If the leader dies after the client send a command to it, the client will not get the callback from the "leader" it connects to. The command may be committed (the new leader has received the append entries request before the previous leader dies) or may be deleted (the new leader did not receive the append entires request).

How to notify the client?

Server Event Loop

Consolidate all state changes and command execution to the event loop in server.go.

Binary Log

Refactor the log and commands to allow for generic binary encoding.

  • Log refactor
  • Command refactor

Log Recovery

When reading the log, if a line is corrupt then truncate the log from the last correct entry.

Better logging and debugging method

I hope we can do better logging and error handling.

The log.Println only print to second level, which is not accurate enough for our debugging purpose.

Think more carefully about which part should be panic and which is only a temp error.

### DATA LISTING
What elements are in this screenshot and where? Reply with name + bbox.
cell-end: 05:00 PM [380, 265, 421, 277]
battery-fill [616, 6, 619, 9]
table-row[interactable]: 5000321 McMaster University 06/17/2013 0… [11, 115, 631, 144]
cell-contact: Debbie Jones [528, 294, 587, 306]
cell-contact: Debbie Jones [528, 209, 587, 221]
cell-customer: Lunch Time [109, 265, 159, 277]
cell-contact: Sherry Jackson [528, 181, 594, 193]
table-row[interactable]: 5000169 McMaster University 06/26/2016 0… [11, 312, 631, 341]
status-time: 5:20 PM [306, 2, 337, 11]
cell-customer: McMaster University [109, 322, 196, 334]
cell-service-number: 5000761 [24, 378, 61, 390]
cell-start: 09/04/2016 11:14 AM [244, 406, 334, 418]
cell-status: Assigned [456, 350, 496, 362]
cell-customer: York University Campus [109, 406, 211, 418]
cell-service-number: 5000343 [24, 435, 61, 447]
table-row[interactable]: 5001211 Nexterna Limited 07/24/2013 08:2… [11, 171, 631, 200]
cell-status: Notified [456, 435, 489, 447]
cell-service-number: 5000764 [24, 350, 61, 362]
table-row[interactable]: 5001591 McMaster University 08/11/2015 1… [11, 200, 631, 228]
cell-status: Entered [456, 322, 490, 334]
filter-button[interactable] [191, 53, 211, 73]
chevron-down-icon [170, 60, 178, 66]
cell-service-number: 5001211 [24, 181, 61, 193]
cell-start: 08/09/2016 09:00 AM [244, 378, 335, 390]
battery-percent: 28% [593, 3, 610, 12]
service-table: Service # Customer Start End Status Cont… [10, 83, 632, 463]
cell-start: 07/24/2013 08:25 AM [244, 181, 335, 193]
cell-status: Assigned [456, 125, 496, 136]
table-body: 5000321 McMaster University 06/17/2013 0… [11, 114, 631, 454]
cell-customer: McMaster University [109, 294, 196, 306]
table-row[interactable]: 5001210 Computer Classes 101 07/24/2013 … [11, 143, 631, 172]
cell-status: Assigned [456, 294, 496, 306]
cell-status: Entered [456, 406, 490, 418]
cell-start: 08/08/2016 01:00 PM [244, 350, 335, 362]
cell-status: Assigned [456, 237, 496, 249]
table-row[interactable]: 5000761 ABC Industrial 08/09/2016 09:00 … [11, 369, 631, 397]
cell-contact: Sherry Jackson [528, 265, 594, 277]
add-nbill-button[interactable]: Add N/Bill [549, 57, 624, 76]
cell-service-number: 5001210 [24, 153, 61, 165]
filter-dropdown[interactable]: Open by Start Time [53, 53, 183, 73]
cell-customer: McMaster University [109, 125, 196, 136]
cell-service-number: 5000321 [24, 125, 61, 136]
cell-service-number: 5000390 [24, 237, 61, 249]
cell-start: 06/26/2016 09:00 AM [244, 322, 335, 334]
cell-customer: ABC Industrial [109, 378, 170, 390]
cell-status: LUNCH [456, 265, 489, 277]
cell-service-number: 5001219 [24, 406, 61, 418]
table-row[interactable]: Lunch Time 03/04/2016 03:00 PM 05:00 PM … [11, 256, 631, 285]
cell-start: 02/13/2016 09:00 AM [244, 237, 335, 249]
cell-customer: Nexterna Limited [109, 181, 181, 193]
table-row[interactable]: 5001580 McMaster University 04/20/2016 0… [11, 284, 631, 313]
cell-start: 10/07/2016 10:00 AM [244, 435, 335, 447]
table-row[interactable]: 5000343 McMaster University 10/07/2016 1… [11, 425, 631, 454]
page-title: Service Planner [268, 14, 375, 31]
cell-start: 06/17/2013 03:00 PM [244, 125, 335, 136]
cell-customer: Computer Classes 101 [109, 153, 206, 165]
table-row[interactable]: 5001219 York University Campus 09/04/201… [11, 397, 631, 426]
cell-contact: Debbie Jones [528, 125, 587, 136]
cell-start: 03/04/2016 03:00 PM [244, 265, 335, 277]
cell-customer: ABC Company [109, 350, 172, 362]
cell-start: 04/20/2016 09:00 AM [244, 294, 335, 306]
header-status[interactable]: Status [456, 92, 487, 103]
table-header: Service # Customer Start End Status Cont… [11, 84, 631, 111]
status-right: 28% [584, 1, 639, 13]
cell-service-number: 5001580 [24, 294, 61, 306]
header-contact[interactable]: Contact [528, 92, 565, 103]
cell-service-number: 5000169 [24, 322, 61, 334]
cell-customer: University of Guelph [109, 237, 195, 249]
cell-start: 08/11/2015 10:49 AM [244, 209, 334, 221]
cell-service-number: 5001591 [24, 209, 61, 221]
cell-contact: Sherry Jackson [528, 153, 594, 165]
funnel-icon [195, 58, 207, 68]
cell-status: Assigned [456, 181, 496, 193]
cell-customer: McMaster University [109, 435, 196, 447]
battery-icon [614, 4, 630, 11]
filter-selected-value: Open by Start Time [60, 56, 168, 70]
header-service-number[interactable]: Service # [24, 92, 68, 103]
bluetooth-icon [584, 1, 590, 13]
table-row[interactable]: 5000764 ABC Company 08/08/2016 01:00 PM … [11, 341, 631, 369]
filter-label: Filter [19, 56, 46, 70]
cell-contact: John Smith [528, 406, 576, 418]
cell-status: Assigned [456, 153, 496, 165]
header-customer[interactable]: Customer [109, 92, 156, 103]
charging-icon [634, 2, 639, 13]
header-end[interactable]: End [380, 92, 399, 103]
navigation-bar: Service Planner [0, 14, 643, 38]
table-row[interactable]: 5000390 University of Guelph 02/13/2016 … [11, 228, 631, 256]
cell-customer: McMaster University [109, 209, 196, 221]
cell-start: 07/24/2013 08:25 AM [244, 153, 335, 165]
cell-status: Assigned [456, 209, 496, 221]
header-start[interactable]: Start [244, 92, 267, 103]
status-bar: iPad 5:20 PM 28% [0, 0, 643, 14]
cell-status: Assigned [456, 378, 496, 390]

### STATED GOAL A
List the section headings in the text extract that come after the question "How to notify the client?"
### STATED GOAL B
Print the text extract from "Log Recovery" to "our debugging purpose.".

### FULL ANSWER A
Server Event Loop
Binary Log
Log Recovery
Better logging and debugging method

### FULL ANSWER B
Log Recovery

When reading the log, if a line is corrupt then truncate the log from the last correct entry.

Better logging and debugging method

I hope we can do better logging and error handling.

The log.Println only print to second level, which is not accurate enough for our debugging purpose.